Directions for this task >> Pick out and copy every line below that has the word "EURUSD".

Provided material >>
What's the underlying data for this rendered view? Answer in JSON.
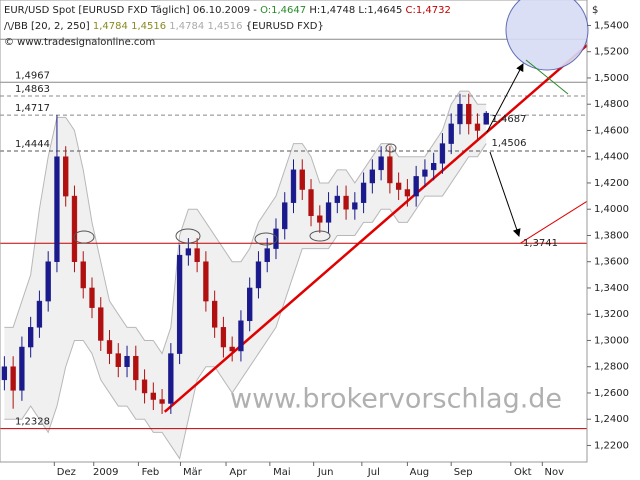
{
  "chart_data": {
    "type": "candlestick",
    "header": {
      "line1": [
        "EUR/USD Spot [EURUSD FXD  Täglich] 06.10.2009 -",
        "O:1,4647",
        "H:1,4748",
        "L:1,4645",
        "C:1,4732"
      ],
      "line2": [
        "/\\/BB [20, 2, 250]",
        "1,4784",
        "1,4516",
        "1,4784",
        "1,4516",
        "{EURUSD FXD}"
      ],
      "line3": "© www.tradesignalonline.com"
    },
    "currency": "$",
    "watermark": "www.brokervorschlag.de",
    "up_color": "#1a1a8c",
    "down_color": "#b01010",
    "band_color": "#b8b8b8",
    "x": [
      0,
      1,
      2,
      3,
      4,
      5,
      6,
      7,
      8,
      9,
      10,
      11,
      12,
      13,
      14,
      15,
      16,
      17,
      18,
      19,
      20,
      21,
      22,
      23,
      24,
      25,
      26,
      27,
      28,
      29,
      30,
      31,
      32,
      33,
      34,
      35,
      36,
      37,
      38,
      39,
      40,
      41,
      42,
      43,
      44,
      45,
      46,
      47,
      48,
      49,
      50,
      51,
      52,
      53,
      54,
      55
    ],
    "open": [
      1.27,
      1.28,
      1.262,
      1.295,
      1.31,
      1.33,
      1.36,
      1.44,
      1.41,
      1.36,
      1.34,
      1.325,
      1.3,
      1.29,
      1.28,
      1.288,
      1.27,
      1.26,
      1.255,
      1.252,
      1.29,
      1.365,
      1.37,
      1.36,
      1.33,
      1.31,
      1.295,
      1.292,
      1.315,
      1.34,
      1.36,
      1.37,
      1.385,
      1.405,
      1.43,
      1.415,
      1.395,
      1.39,
      1.405,
      1.41,
      1.4,
      1.405,
      1.42,
      1.43,
      1.44,
      1.42,
      1.415,
      1.41,
      1.425,
      1.43,
      1.435,
      1.45,
      1.465,
      1.48,
      1.465,
      1.4647
    ],
    "high": [
      1.288,
      1.288,
      1.303,
      1.318,
      1.338,
      1.368,
      1.4717,
      1.448,
      1.418,
      1.368,
      1.348,
      1.333,
      1.308,
      1.298,
      1.296,
      1.296,
      1.278,
      1.268,
      1.263,
      1.298,
      1.373,
      1.378,
      1.378,
      1.368,
      1.338,
      1.318,
      1.303,
      1.323,
      1.348,
      1.368,
      1.378,
      1.393,
      1.413,
      1.438,
      1.438,
      1.423,
      1.403,
      1.413,
      1.418,
      1.418,
      1.413,
      1.428,
      1.438,
      1.448,
      1.448,
      1.428,
      1.423,
      1.433,
      1.438,
      1.443,
      1.458,
      1.473,
      1.488,
      1.488,
      1.473,
      1.4748
    ],
    "low": [
      1.262,
      1.248,
      1.254,
      1.287,
      1.302,
      1.322,
      1.352,
      1.402,
      1.352,
      1.332,
      1.317,
      1.292,
      1.282,
      1.272,
      1.272,
      1.262,
      1.252,
      1.247,
      1.244,
      1.244,
      1.282,
      1.357,
      1.352,
      1.322,
      1.302,
      1.287,
      1.284,
      1.284,
      1.307,
      1.332,
      1.352,
      1.362,
      1.377,
      1.397,
      1.407,
      1.387,
      1.382,
      1.382,
      1.397,
      1.392,
      1.392,
      1.397,
      1.412,
      1.422,
      1.412,
      1.407,
      1.402,
      1.402,
      1.417,
      1.422,
      1.427,
      1.442,
      1.457,
      1.457,
      1.452,
      1.4645
    ],
    "close": [
      1.28,
      1.262,
      1.295,
      1.31,
      1.33,
      1.36,
      1.44,
      1.41,
      1.36,
      1.34,
      1.325,
      1.3,
      1.29,
      1.28,
      1.288,
      1.27,
      1.26,
      1.255,
      1.252,
      1.29,
      1.365,
      1.37,
      1.36,
      1.33,
      1.31,
      1.295,
      1.292,
      1.315,
      1.34,
      1.36,
      1.37,
      1.385,
      1.405,
      1.43,
      1.415,
      1.395,
      1.39,
      1.405,
      1.41,
      1.4,
      1.405,
      1.42,
      1.43,
      1.44,
      1.42,
      1.415,
      1.41,
      1.425,
      1.43,
      1.435,
      1.45,
      1.465,
      1.48,
      1.465,
      1.46,
      1.4732
    ],
    "band_upper": [
      1.31,
      1.31,
      1.33,
      1.35,
      1.4,
      1.44,
      1.47,
      1.47,
      1.46,
      1.43,
      1.39,
      1.36,
      1.33,
      1.32,
      1.31,
      1.31,
      1.3,
      1.3,
      1.29,
      1.31,
      1.38,
      1.4,
      1.4,
      1.39,
      1.38,
      1.37,
      1.36,
      1.36,
      1.37,
      1.39,
      1.4,
      1.41,
      1.43,
      1.45,
      1.45,
      1.44,
      1.42,
      1.42,
      1.43,
      1.43,
      1.42,
      1.43,
      1.44,
      1.45,
      1.45,
      1.44,
      1.44,
      1.44,
      1.44,
      1.45,
      1.46,
      1.48,
      1.49,
      1.49,
      1.48,
      1.48
    ],
    "band_lower": [
      1.24,
      1.24,
      1.24,
      1.25,
      1.24,
      1.23,
      1.25,
      1.28,
      1.3,
      1.3,
      1.29,
      1.27,
      1.26,
      1.25,
      1.25,
      1.24,
      1.24,
      1.23,
      1.23,
      1.22,
      1.21,
      1.24,
      1.27,
      1.28,
      1.28,
      1.27,
      1.26,
      1.27,
      1.28,
      1.29,
      1.3,
      1.31,
      1.33,
      1.35,
      1.37,
      1.37,
      1.37,
      1.37,
      1.38,
      1.38,
      1.38,
      1.39,
      1.39,
      1.4,
      1.4,
      1.39,
      1.39,
      1.4,
      1.41,
      1.41,
      1.41,
      1.42,
      1.43,
      1.44,
      1.44,
      1.45
    ],
    "xlim": [
      -0.5,
      66.5
    ],
    "xticks": [
      {
        "value": 5.7,
        "label": "Dez"
      },
      {
        "value": 10.2,
        "label": "2009"
      },
      {
        "value": 15.3,
        "label": "Feb"
      },
      {
        "value": 20.1,
        "label": "Mär"
      },
      {
        "value": 25.3,
        "label": "Apr"
      },
      {
        "value": 30.3,
        "label": "Mai"
      },
      {
        "value": 35.3,
        "label": "Jun"
      },
      {
        "value": 40.8,
        "label": "Jul"
      },
      {
        "value": 46,
        "label": "Aug"
      },
      {
        "value": 51,
        "label": "Sep"
      },
      {
        "value": 57.8,
        "label": "Okt"
      },
      {
        "value": 61.4,
        "label": "Nov"
      }
    ],
    "ylim": [
      1.2074,
      1.5594
    ],
    "yticks": [
      {
        "value": 1.54,
        "label": "1,5400"
      },
      {
        "value": 1.52,
        "label": "1,5200"
      },
      {
        "value": 1.5,
        "label": "1,5000"
      },
      {
        "value": 1.48,
        "label": "1,4800"
      },
      {
        "value": 1.46,
        "label": "1,4600"
      },
      {
        "value": 1.44,
        "label": "1,4400"
      },
      {
        "value": 1.42,
        "label": "1,4200"
      },
      {
        "value": 1.4,
        "label": "1,4000"
      },
      {
        "value": 1.38,
        "label": "1,3800"
      },
      {
        "value": 1.36,
        "label": "1,3600"
      },
      {
        "value": 1.34,
        "label": "1,3400"
      },
      {
        "value": 1.32,
        "label": "1,3200"
      },
      {
        "value": 1.3,
        "label": "1,3000"
      },
      {
        "value": 1.28,
        "label": "1,2800"
      },
      {
        "value": 1.26,
        "label": "1,2600"
      },
      {
        "value": 1.24,
        "label": "1,2400"
      },
      {
        "value": 1.22,
        "label": "1,2200"
      }
    ],
    "levels": [
      {
        "value": 1.5295,
        "style": "solid",
        "color": "#888888"
      },
      {
        "value": 1.4967,
        "label": "1,4967",
        "style": "solid",
        "color": "#888888"
      },
      {
        "value": 1.4863,
        "label": "1,4863",
        "style": "dashed",
        "color": "#888888"
      },
      {
        "value": 1.4717,
        "label": "1,4717",
        "style": "dashed",
        "color": "#888888"
      },
      {
        "value": 1.4444,
        "label": "1,4444",
        "style": "dashed",
        "color": "#555555"
      },
      {
        "value": 1.3741,
        "style": "solid",
        "color": "#c00000"
      },
      {
        "value": 1.2328,
        "label": "1,2328",
        "style": "solid",
        "color": "#c00000"
      }
    ],
    "annotations": [
      {
        "x": 55.6,
        "value": 1.4687,
        "label": "1,4687",
        "color": "#2a8a2a"
      },
      {
        "x": 55.6,
        "value": 1.4506,
        "label": "1,4506",
        "color": "#c00000"
      },
      {
        "x": 59.2,
        "value": 1.3741,
        "label": "1,3741",
        "color": "#c00000"
      }
    ],
    "trendlines": [
      {
        "x": [
          18.3,
          66.5
        ],
        "y": [
          1.2456,
          1.525
        ],
        "color": "#e00000",
        "width": 2.5
      },
      {
        "x": [
          58.9,
          66.5
        ],
        "y": [
          1.3741,
          1.406
        ],
        "color": "#e00000",
        "width": 1
      }
    ]
  }
}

Task result >>
        "EUR/USD Spot [EURUSD FXD  Täglich] 06.10.2009 -",
        "{EURUSD FXD}"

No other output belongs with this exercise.